SET EXERCISE ->
Keep the wording of each record exactly the same when you repeat it, and leave out pictures.
---------- MATERIAL PROVIDED ----------
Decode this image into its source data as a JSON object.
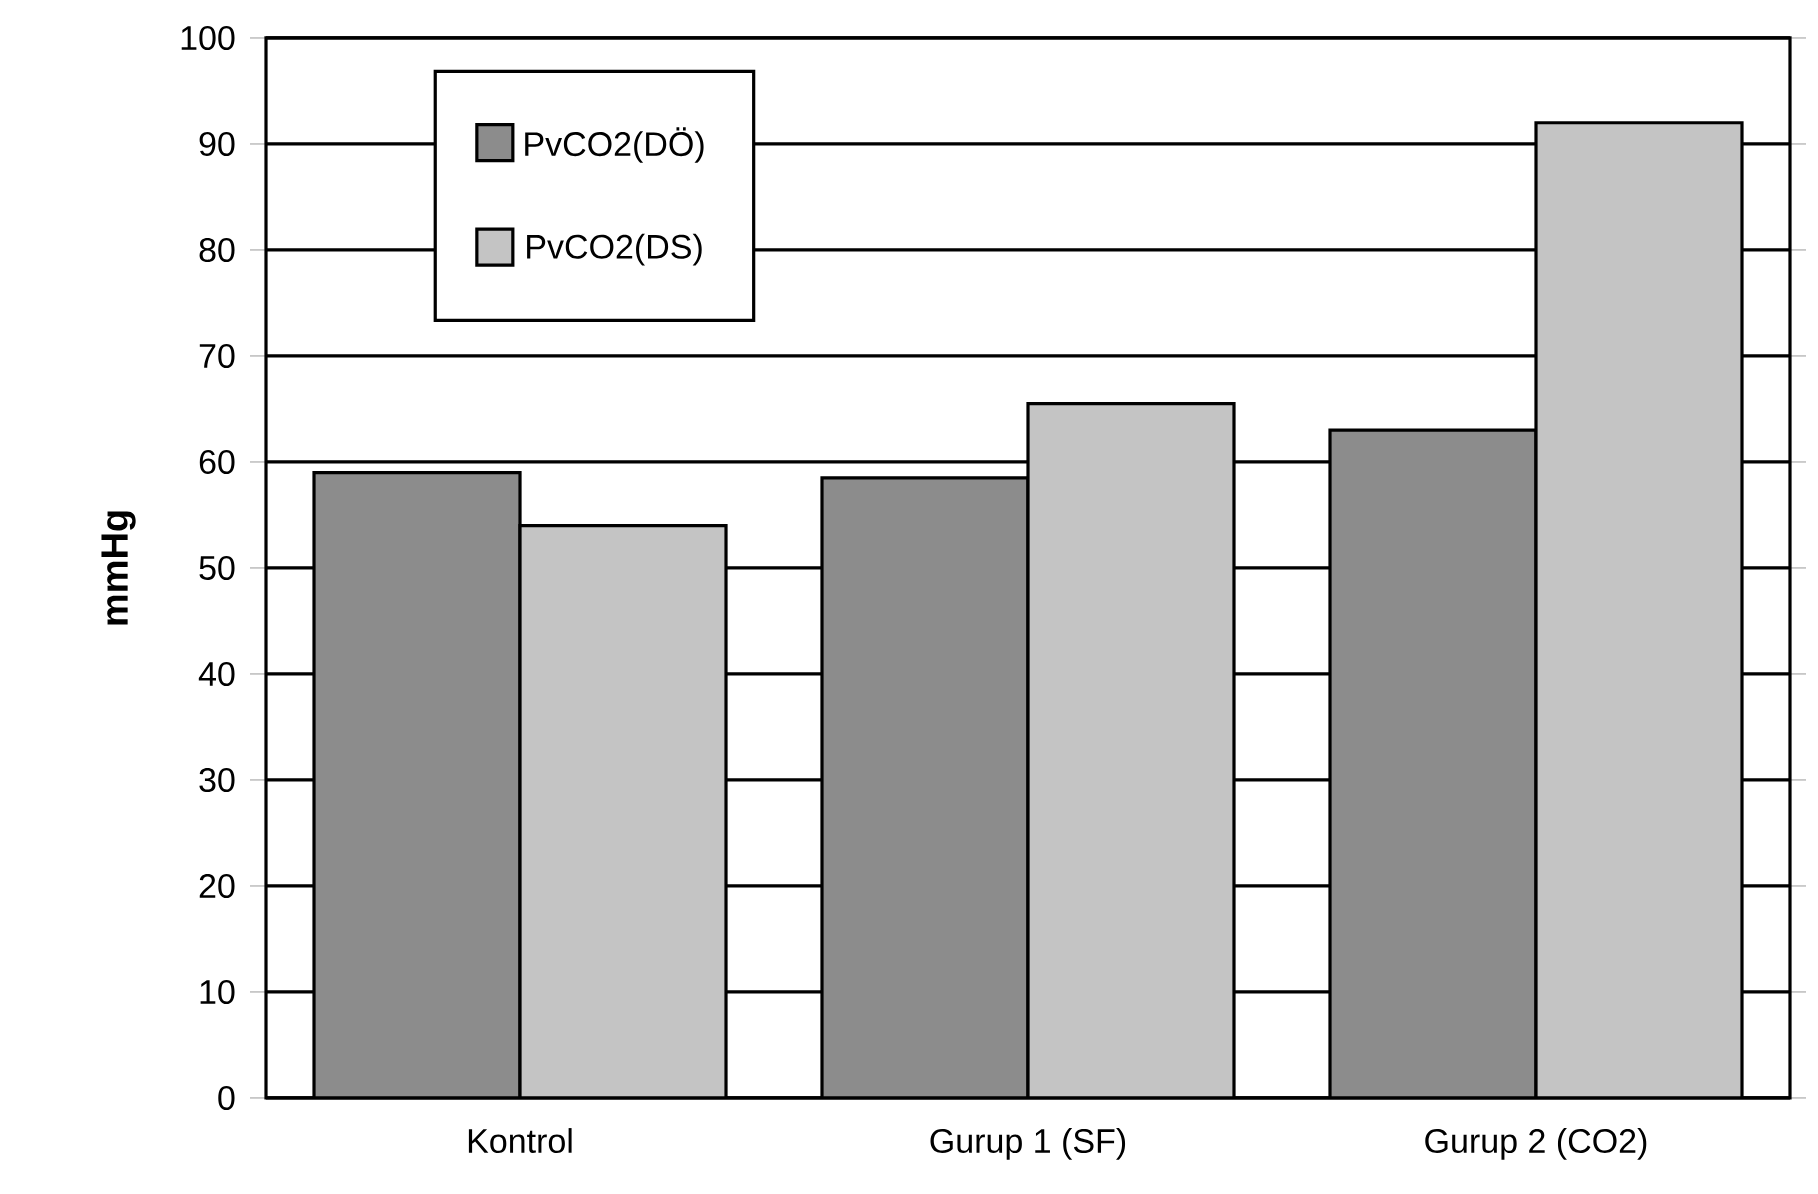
{
  "chart_data": {
    "type": "bar",
    "ylabel": "mmHg",
    "categories": [
      "Kontrol",
      "Gurup 1 (SF)",
      "Gurup 2 (CO2)"
    ],
    "series": [
      {
        "name": "PvCO2(DÖ)",
        "color": "#8c8c8c",
        "values": [
          59,
          58.5,
          63
        ]
      },
      {
        "name": "PvCO2(DS)",
        "color": "#c4c4c4",
        "values": [
          54,
          65.5,
          92
        ]
      }
    ],
    "ylim": [
      0,
      100
    ],
    "yticks": [
      0,
      10,
      20,
      30,
      40,
      50,
      60,
      70,
      80,
      90,
      100
    ],
    "grid": "y",
    "legend": "top left"
  }
}
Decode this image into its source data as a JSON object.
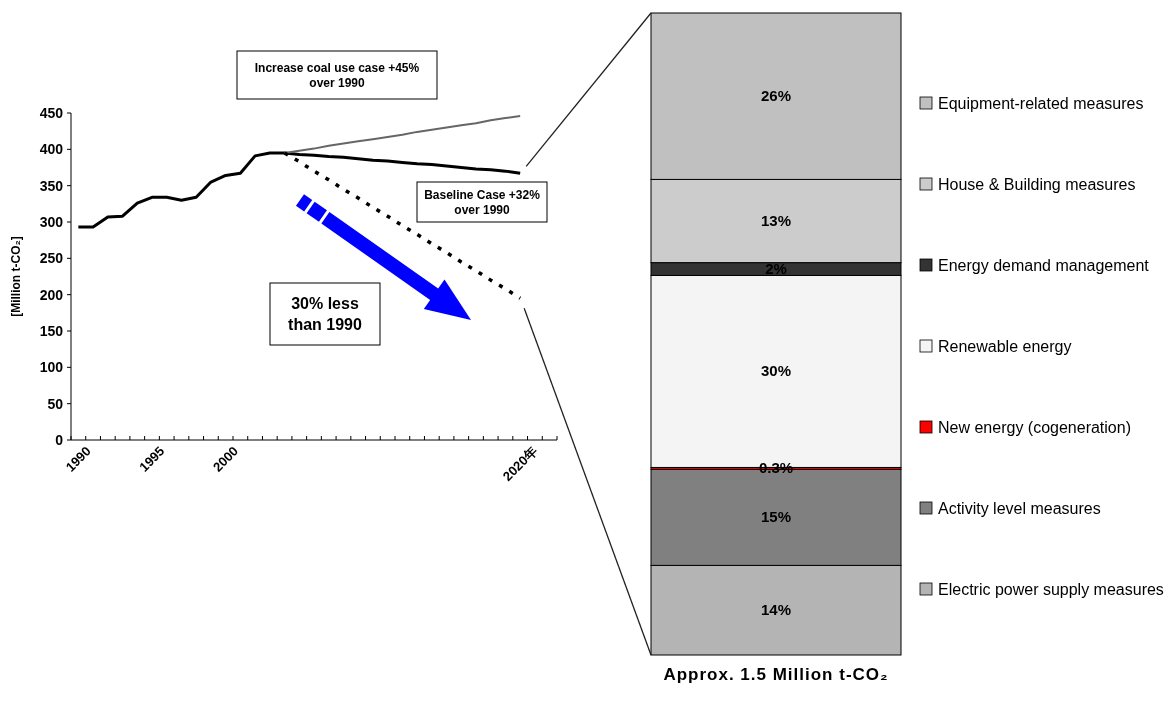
{
  "chart_data": [
    {
      "type": "line",
      "ylabel": "[Million t-CO₂]",
      "categories": [
        "1990",
        null,
        null,
        null,
        null,
        "1995",
        null,
        null,
        null,
        null,
        "2000",
        null,
        null,
        null,
        null,
        null,
        null,
        null,
        null,
        null,
        null,
        null,
        null,
        null,
        null,
        null,
        null,
        null,
        null,
        null,
        "2020年",
        null,
        null
      ],
      "ylim": [
        0,
        450
      ],
      "yticks": [
        0,
        50,
        100,
        150,
        200,
        250,
        300,
        350,
        400,
        450
      ],
      "series": [
        {
          "color": "#000000",
          "values": [
            293,
            293,
            307,
            308,
            326,
            334,
            334,
            330,
            334,
            355,
            364,
            367,
            391,
            395,
            395,
            393,
            392,
            390,
            389,
            387,
            385,
            384,
            382,
            380,
            379,
            377,
            375,
            373,
            372,
            370,
            367,
            null,
            null
          ]
        },
        {
          "color": "#666666",
          "values": [
            null,
            null,
            null,
            null,
            null,
            null,
            null,
            null,
            null,
            null,
            null,
            null,
            null,
            null,
            395,
            398,
            401,
            405,
            408,
            411,
            414,
            417,
            420,
            424,
            427,
            430,
            433,
            436,
            440,
            443,
            446,
            null,
            null
          ]
        },
        {
          "color": "#000000",
          "line_style": "dotted",
          "values": [
            null,
            null,
            null,
            null,
            null,
            null,
            null,
            null,
            null,
            null,
            null,
            null,
            null,
            null,
            395,
            383,
            370,
            358,
            345,
            333,
            320,
            308,
            295,
            283,
            270,
            258,
            245,
            233,
            220,
            208,
            195,
            null,
            null
          ]
        }
      ],
      "annotations": [
        "Increase coal use case +45% over 1990",
        "Baseline Case +32% over 1990",
        "30% less than 1990"
      ]
    },
    {
      "type": "bar",
      "stacked": true,
      "categories": [
        null
      ],
      "xlabel": "Approx. 1.5 Million t-CO₂",
      "legend": "right",
      "series": [
        {
          "name": "Electric power supply measures",
          "color": "#b4b4b4",
          "values": [
            14
          ],
          "value_labels": [
            "14%"
          ]
        },
        {
          "name": "Activity level measures",
          "color": "#808080",
          "values": [
            15
          ],
          "value_labels": [
            "15%"
          ]
        },
        {
          "name": "New energy (cogeneration)",
          "color": "#ff0000",
          "values": [
            0.3
          ],
          "value_labels": [
            "0.3%"
          ]
        },
        {
          "name": "Renewable energy",
          "color": "#f4f4f4",
          "values": [
            30
          ],
          "value_labels": [
            "30%"
          ]
        },
        {
          "name": "Energy demand management",
          "color": "#333333",
          "values": [
            2
          ],
          "value_labels": [
            "2%"
          ]
        },
        {
          "name": "House & Building measures",
          "color": "#cccccc",
          "values": [
            13
          ],
          "value_labels": [
            "13%"
          ]
        },
        {
          "name": "Equipment-related measures",
          "color": "#c0c0c0",
          "values": [
            26
          ],
          "value_labels": [
            "26%"
          ]
        }
      ]
    }
  ]
}
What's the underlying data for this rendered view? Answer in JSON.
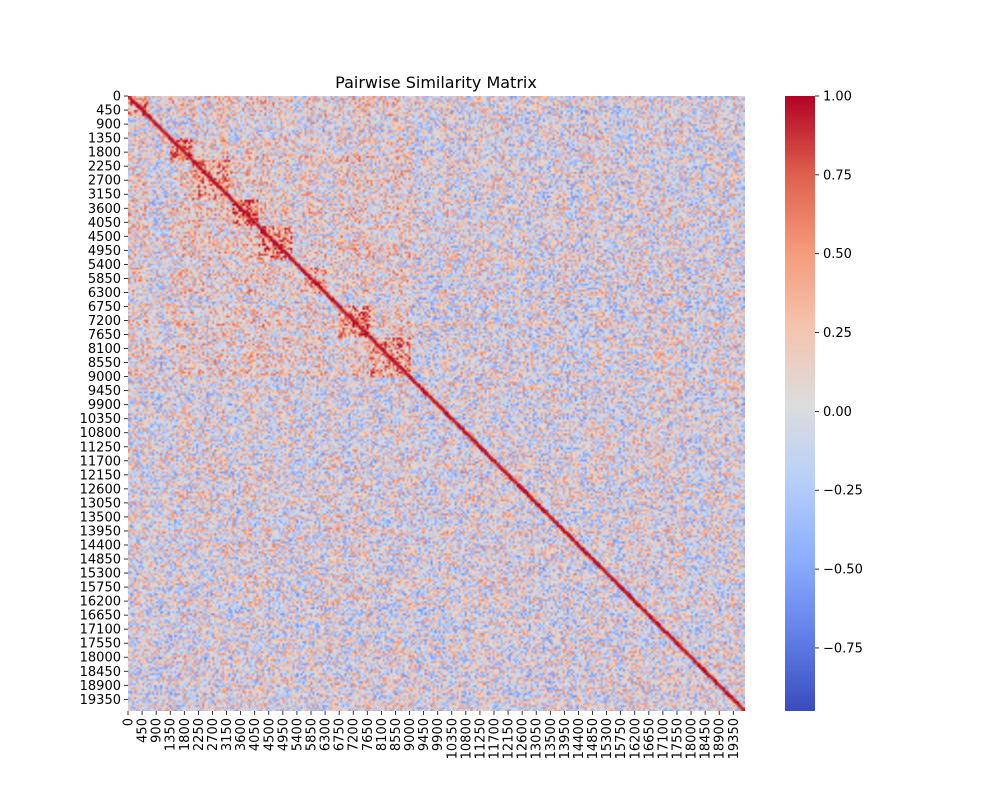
{
  "chart_data": {
    "type": "heatmap",
    "title": "Pairwise Similarity Matrix",
    "xlabel": "",
    "ylabel": "",
    "n": 19725,
    "tick_step": 450,
    "x_ticks": [
      "0",
      "450",
      "900",
      "1350",
      "1800",
      "2250",
      "2700",
      "3150",
      "3600",
      "4050",
      "4500",
      "4950",
      "5400",
      "5850",
      "6300",
      "6750",
      "7200",
      "7650",
      "8100",
      "8550",
      "9000",
      "9450",
      "9900",
      "10350",
      "10800",
      "11250",
      "11700",
      "12150",
      "12600",
      "13050",
      "13500",
      "13950",
      "14400",
      "14850",
      "15300",
      "15750",
      "16200",
      "16650",
      "17100",
      "17550",
      "18000",
      "18450",
      "18900",
      "19350"
    ],
    "y_ticks": [
      "0",
      "450",
      "900",
      "1350",
      "1800",
      "2250",
      "2700",
      "3150",
      "3600",
      "4050",
      "4500",
      "4950",
      "5400",
      "5850",
      "6300",
      "6750",
      "7200",
      "7650",
      "8100",
      "8550",
      "9000",
      "9450",
      "9900",
      "10350",
      "10800",
      "11250",
      "11700",
      "12150",
      "12600",
      "13050",
      "13500",
      "13950",
      "14400",
      "14850",
      "15300",
      "15750",
      "16200",
      "16650",
      "17100",
      "17550",
      "18000",
      "18450",
      "18900",
      "19350"
    ],
    "colormap": "coolwarm",
    "vmin": -0.95,
    "vmax": 1.0,
    "diagonal_value": 1.0,
    "colorbar": {
      "ticks": [
        "1.00",
        "0.75",
        "0.50",
        "0.25",
        "0.00",
        "−0.25",
        "−0.50",
        "−0.75"
      ],
      "values": [
        1.0,
        0.75,
        0.5,
        0.25,
        0.0,
        -0.25,
        -0.5,
        -0.75
      ],
      "placement": "right"
    },
    "blocks": [
      {
        "start": 0,
        "end": 600,
        "mean": 0.45
      },
      {
        "start": 1300,
        "end": 2000,
        "mean": 0.6
      },
      {
        "start": 2000,
        "end": 3300,
        "mean": 0.4
      },
      {
        "start": 3300,
        "end": 4100,
        "mean": 0.55
      },
      {
        "start": 4100,
        "end": 5200,
        "mean": 0.45
      },
      {
        "start": 5500,
        "end": 6300,
        "mean": 0.35
      },
      {
        "start": 6700,
        "end": 7700,
        "mean": 0.5
      },
      {
        "start": 7700,
        "end": 9000,
        "mean": 0.4
      }
    ],
    "grid": false
  }
}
----------
FINAL RESULT ->
Decode this image into its source data as a JSON object.
{
  "chart_data": {
    "type": "bar",
    "ylabel": "mmHg",
    "categories": [
      "Kontrol",
      "Gurup 1 (SF)",
      "Gurup 2 (CO2)"
    ],
    "series": [
      {
        "name": "PvCO2(DÖ)",
        "color": "#8c8c8c",
        "values": [
          59,
          58.5,
          63
        ]
      },
      {
        "name": "PvCO2(DS)",
        "color": "#c4c4c4",
        "values": [
          54,
          65.5,
          92
        ]
      }
    ],
    "ylim": [
      0,
      100
    ],
    "yticks": [
      0,
      10,
      20,
      30,
      40,
      50,
      60,
      70,
      80,
      90,
      100
    ],
    "grid": "y",
    "legend": "top left"
  }
}
Decode this image into its source data as a JSON object.
{
  "chart_data": [
    {
      "type": "line",
      "ylabel": "[Million t-CO₂]",
      "categories": [
        "1990",
        null,
        null,
        null,
        null,
        "1995",
        null,
        null,
        null,
        null,
        "2000",
        null,
        null,
        null,
        null,
        null,
        null,
        null,
        null,
        null,
        null,
        null,
        null,
        null,
        null,
        null,
        null,
        null,
        null,
        null,
        "2020年",
        null,
        null
      ],
      "ylim": [
        0,
        450
      ],
      "yticks": [
        0,
        50,
        100,
        150,
        200,
        250,
        300,
        350,
        400,
        450
      ],
      "series": [
        {
          "color": "#000000",
          "values": [
            293,
            293,
            307,
            308,
            326,
            334,
            334,
            330,
            334,
            355,
            364,
            367,
            391,
            395,
            395,
            393,
            392,
            390,
            389,
            387,
            385,
            384,
            382,
            380,
            379,
            377,
            375,
            373,
            372,
            370,
            367,
            null,
            null
          ]
        },
        {
          "color": "#666666",
          "values": [
            null,
            null,
            null,
            null,
            null,
            null,
            null,
            null,
            null,
            null,
            null,
            null,
            null,
            null,
            395,
            398,
            401,
            405,
            408,
            411,
            414,
            417,
            420,
            424,
            427,
            430,
            433,
            436,
            440,
            443,
            446,
            null,
            null
          ]
        },
        {
          "color": "#000000",
          "line_style": "dotted",
          "values": [
            null,
            null,
            null,
            null,
            null,
            null,
            null,
            null,
            null,
            null,
            null,
            null,
            null,
            null,
            395,
            383,
            370,
            358,
            345,
            333,
            320,
            308,
            295,
            283,
            270,
            258,
            245,
            233,
            220,
            208,
            195,
            null,
            null
          ]
        }
      ],
      "annotations": [
        "Increase coal use case +45% over 1990",
        "Baseline Case +32% over 1990",
        "30% less than 1990"
      ]
    },
    {
      "type": "bar",
      "stacked": true,
      "categories": [
        null
      ],
      "xlabel": "Approx. 1.5 Million t-CO₂",
      "legend": "right",
      "series": [
        {
          "name": "Electric power supply measures",
          "color": "#b4b4b4",
          "values": [
            14
          ],
          "value_labels": [
            "14%"
          ]
        },
        {
          "name": "Activity level measures",
          "color": "#808080",
          "values": [
            15
          ],
          "value_labels": [
            "15%"
          ]
        },
        {
          "name": "New energy (cogeneration)",
          "color": "#ff0000",
          "values": [
            0.3
          ],
          "value_labels": [
            "0.3%"
          ]
        },
        {
          "name": "Renewable energy",
          "color": "#f4f4f4",
          "values": [
            30
          ],
          "value_labels": [
            "30%"
          ]
        },
        {
          "name": "Energy demand management",
          "color": "#333333",
          "values": [
            2
          ],
          "value_labels": [
            "2%"
          ]
        },
        {
          "name": "House & Building measures",
          "color": "#cccccc",
          "values": [
            13
          ],
          "value_labels": [
            "13%"
          ]
        },
        {
          "name": "Equipment-related measures",
          "color": "#c0c0c0",
          "values": [
            26
          ],
          "value_labels": [
            "26%"
          ]
        }
      ]
    }
  ]
}
What's the underlying data for this rendered view? Answer in JSON.
{
  "chart_data": {
    "type": "heatmap",
    "title": "Pairwise Similarity Matrix",
    "xlabel": "",
    "ylabel": "",
    "n": 19725,
    "tick_step": 450,
    "x_ticks": [
      "0",
      "450",
      "900",
      "1350",
      "1800",
      "2250",
      "2700",
      "3150",
      "3600",
      "4050",
      "4500",
      "4950",
      "5400",
      "5850",
      "6300",
      "6750",
      "7200",
      "7650",
      "8100",
      "8550",
      "9000",
      "9450",
      "9900",
      "10350",
      "10800",
      "11250",
      "11700",
      "12150",
      "12600",
      "13050",
      "13500",
      "13950",
      "14400",
      "14850",
      "15300",
      "15750",
      "16200",
      "16650",
      "17100",
      "17550",
      "18000",
      "18450",
      "18900",
      "19350"
    ],
    "y_ticks": [
      "0",
      "450",
      "900",
      "1350",
      "1800",
      "2250",
      "2700",
      "3150",
      "3600",
      "4050",
      "4500",
      "4950",
      "5400",
      "5850",
      "6300",
      "6750",
      "7200",
      "7650",
      "8100",
      "8550",
      "9000",
      "9450",
      "9900",
      "10350",
      "10800",
      "11250",
      "11700",
      "12150",
      "12600",
      "13050",
      "13500",
      "13950",
      "14400",
      "14850",
      "15300",
      "15750",
      "16200",
      "16650",
      "17100",
      "17550",
      "18000",
      "18450",
      "18900",
      "19350"
    ],
    "colormap": "coolwarm",
    "vmin": -0.95,
    "vmax": 1.0,
    "diagonal_value": 1.0,
    "colorbar": {
      "ticks": [
        "1.00",
        "0.75",
        "0.50",
        "0.25",
        "0.00",
        "−0.25",
        "−0.50",
        "−0.75"
      ],
      "values": [
        1.0,
        0.75,
        0.5,
        0.25,
        0.0,
        -0.25,
        -0.5,
        -0.75
      ],
      "placement": "right"
    },
    "blocks": [
      {
        "start": 0,
        "end": 600,
        "mean": 0.45
      },
      {
        "start": 1300,
        "end": 2000,
        "mean": 0.6
      },
      {
        "start": 2000,
        "end": 3300,
        "mean": 0.4
      },
      {
        "start": 3300,
        "end": 4100,
        "mean": 0.55
      },
      {
        "start": 4100,
        "end": 5200,
        "mean": 0.45
      },
      {
        "start": 5500,
        "end": 6300,
        "mean": 0.35
      },
      {
        "start": 6700,
        "end": 7700,
        "mean": 0.5
      },
      {
        "start": 7700,
        "end": 9000,
        "mean": 0.4
      }
    ],
    "grid": false
  }
}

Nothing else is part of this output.